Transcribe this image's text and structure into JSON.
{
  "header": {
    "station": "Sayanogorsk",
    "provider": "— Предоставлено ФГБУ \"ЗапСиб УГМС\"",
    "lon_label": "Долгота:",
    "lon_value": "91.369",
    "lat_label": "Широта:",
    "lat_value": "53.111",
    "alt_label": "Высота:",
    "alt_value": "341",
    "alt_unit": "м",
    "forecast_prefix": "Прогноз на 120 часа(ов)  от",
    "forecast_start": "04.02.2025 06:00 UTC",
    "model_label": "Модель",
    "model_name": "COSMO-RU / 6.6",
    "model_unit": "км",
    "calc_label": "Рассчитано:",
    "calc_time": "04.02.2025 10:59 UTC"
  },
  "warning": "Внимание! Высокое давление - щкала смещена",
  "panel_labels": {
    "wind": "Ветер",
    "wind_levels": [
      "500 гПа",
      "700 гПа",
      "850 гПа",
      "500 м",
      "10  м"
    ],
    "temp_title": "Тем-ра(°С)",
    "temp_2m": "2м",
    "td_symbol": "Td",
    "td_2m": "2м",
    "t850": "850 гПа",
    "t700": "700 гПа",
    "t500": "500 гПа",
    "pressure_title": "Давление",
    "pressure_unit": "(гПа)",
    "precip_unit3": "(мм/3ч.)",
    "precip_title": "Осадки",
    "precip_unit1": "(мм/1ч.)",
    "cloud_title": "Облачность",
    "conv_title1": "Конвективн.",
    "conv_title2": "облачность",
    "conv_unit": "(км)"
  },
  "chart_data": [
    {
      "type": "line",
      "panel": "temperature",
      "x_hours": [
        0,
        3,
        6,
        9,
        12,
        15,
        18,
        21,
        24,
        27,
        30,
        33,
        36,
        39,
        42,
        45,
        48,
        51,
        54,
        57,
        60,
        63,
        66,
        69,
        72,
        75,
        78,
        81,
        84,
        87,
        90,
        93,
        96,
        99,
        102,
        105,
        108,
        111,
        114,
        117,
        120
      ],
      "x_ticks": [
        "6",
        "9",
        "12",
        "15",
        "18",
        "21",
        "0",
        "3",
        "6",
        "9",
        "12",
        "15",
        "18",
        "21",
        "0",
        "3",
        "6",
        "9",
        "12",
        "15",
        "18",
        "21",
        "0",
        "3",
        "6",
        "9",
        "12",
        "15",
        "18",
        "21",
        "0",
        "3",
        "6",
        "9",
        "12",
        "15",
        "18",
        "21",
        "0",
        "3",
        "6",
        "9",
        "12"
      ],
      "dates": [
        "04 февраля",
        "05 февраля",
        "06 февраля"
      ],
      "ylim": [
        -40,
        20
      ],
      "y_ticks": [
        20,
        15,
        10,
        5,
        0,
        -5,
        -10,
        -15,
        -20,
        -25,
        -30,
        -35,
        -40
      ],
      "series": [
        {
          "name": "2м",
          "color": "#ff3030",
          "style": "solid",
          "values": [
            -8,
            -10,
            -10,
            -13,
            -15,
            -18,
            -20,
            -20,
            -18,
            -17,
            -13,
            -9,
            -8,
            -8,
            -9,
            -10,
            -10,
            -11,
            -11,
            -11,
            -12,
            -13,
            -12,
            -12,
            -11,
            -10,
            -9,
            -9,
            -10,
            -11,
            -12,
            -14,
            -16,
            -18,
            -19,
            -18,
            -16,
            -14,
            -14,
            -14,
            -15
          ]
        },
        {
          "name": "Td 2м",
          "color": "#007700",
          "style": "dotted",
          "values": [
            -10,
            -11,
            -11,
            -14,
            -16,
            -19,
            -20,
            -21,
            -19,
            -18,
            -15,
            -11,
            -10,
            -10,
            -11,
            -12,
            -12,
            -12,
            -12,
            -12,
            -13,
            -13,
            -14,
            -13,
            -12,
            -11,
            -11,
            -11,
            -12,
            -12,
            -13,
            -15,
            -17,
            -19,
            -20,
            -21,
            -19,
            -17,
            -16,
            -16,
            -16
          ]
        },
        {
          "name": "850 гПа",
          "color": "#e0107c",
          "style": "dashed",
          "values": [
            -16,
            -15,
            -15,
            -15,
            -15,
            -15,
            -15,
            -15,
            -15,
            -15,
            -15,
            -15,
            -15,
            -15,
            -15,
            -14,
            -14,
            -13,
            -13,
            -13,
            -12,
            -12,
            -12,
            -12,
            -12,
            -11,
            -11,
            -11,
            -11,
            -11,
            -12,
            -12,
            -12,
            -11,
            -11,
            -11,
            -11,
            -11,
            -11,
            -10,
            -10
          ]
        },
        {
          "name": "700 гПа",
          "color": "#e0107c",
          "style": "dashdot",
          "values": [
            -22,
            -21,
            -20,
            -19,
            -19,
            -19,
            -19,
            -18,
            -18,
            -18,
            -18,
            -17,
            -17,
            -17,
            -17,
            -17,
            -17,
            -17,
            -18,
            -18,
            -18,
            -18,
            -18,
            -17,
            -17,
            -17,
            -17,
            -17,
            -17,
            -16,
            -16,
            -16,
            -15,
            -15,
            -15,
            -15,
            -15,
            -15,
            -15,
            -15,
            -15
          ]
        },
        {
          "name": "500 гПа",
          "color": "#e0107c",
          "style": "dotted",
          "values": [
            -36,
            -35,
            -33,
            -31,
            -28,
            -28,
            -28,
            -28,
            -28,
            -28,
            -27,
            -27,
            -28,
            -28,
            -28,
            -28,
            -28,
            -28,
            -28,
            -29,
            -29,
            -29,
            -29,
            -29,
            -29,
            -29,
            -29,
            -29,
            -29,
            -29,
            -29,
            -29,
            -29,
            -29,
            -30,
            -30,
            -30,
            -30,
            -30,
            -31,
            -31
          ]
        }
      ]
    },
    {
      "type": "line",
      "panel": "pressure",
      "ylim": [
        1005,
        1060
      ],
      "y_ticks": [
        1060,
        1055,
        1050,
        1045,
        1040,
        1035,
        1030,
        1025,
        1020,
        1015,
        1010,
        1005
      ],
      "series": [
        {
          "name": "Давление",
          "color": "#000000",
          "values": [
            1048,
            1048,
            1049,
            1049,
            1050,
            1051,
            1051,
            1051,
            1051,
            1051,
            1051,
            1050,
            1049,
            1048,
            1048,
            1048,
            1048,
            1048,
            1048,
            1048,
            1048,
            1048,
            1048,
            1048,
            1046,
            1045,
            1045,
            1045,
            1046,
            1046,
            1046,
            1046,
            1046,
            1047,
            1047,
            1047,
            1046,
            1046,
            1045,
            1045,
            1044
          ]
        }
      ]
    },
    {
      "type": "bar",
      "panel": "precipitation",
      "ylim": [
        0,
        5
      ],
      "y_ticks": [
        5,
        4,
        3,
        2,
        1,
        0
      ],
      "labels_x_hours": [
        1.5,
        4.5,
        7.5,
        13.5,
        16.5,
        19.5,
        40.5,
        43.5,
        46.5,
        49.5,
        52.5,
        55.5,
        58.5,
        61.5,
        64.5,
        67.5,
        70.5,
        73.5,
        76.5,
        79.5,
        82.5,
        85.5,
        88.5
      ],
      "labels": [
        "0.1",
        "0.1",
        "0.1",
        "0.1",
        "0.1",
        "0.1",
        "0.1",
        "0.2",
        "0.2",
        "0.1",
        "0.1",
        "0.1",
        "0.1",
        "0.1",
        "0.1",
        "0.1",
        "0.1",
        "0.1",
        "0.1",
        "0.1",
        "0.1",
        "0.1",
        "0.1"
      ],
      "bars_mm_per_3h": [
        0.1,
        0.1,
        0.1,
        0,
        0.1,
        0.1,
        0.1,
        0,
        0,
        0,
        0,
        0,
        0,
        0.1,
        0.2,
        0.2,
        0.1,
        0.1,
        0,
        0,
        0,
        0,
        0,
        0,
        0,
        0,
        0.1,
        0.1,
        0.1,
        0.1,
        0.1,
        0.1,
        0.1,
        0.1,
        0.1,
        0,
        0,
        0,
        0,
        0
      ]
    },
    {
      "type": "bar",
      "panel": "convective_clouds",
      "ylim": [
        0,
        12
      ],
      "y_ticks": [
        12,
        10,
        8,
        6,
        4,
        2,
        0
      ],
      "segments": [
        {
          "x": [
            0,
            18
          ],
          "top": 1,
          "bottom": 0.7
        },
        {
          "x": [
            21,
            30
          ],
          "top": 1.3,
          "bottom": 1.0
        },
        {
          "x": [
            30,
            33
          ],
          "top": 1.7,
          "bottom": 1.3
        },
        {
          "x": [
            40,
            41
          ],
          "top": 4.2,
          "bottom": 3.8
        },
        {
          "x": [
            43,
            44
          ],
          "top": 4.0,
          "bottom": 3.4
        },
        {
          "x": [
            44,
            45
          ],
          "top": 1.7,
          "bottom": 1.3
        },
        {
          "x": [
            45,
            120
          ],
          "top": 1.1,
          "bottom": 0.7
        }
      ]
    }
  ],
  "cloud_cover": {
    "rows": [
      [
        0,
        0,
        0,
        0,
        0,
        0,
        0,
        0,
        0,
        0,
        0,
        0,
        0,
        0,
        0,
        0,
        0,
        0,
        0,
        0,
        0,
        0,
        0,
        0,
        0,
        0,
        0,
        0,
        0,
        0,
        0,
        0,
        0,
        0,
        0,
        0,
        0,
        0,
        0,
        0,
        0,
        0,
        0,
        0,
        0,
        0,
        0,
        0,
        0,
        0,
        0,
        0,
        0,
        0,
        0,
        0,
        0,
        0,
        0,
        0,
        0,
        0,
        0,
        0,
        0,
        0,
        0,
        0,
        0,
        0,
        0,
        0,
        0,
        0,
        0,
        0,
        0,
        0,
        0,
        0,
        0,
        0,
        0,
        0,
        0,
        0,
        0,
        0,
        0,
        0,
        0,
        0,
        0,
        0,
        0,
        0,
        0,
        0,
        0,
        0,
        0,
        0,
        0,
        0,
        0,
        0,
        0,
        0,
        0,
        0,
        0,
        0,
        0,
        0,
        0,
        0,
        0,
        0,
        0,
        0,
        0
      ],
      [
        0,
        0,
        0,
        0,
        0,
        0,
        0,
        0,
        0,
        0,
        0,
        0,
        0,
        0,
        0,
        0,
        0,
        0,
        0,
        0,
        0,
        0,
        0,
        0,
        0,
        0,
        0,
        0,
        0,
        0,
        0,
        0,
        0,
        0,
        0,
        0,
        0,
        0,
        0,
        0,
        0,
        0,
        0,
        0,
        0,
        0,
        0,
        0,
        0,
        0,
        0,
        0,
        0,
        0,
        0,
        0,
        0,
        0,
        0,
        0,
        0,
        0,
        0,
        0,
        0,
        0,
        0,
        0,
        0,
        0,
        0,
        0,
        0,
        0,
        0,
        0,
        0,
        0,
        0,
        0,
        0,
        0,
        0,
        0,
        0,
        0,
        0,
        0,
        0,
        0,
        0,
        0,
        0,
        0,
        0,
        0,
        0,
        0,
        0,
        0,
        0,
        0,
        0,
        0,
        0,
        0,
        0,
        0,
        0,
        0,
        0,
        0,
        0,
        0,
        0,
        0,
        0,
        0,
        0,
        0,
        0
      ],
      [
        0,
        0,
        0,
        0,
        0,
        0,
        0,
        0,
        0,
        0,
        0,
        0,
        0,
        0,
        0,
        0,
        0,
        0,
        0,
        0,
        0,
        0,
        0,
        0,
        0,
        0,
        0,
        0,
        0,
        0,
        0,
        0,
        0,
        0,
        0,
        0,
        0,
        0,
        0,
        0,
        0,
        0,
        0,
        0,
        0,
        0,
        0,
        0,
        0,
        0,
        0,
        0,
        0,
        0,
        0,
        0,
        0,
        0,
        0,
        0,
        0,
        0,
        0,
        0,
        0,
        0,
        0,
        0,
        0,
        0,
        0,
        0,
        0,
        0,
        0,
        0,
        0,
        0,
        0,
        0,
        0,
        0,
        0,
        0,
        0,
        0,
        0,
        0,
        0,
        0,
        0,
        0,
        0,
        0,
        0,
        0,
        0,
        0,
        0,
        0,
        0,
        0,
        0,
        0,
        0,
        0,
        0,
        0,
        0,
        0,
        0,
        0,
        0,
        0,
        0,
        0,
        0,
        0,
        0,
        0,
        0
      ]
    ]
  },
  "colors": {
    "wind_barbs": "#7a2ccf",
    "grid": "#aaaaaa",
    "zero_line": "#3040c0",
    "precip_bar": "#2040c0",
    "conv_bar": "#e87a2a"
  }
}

────────

• TO DO: Search the entries for the word "bottom", then gather every line that has it.

• OUTPUT FOR THIS TASK:
          "bottom": 0.7
          "bottom": 1.0
          "bottom": 1.3
          "bottom": 3.8
          "bottom": 3.4
          "bottom": 1.3
          "bottom": 0.7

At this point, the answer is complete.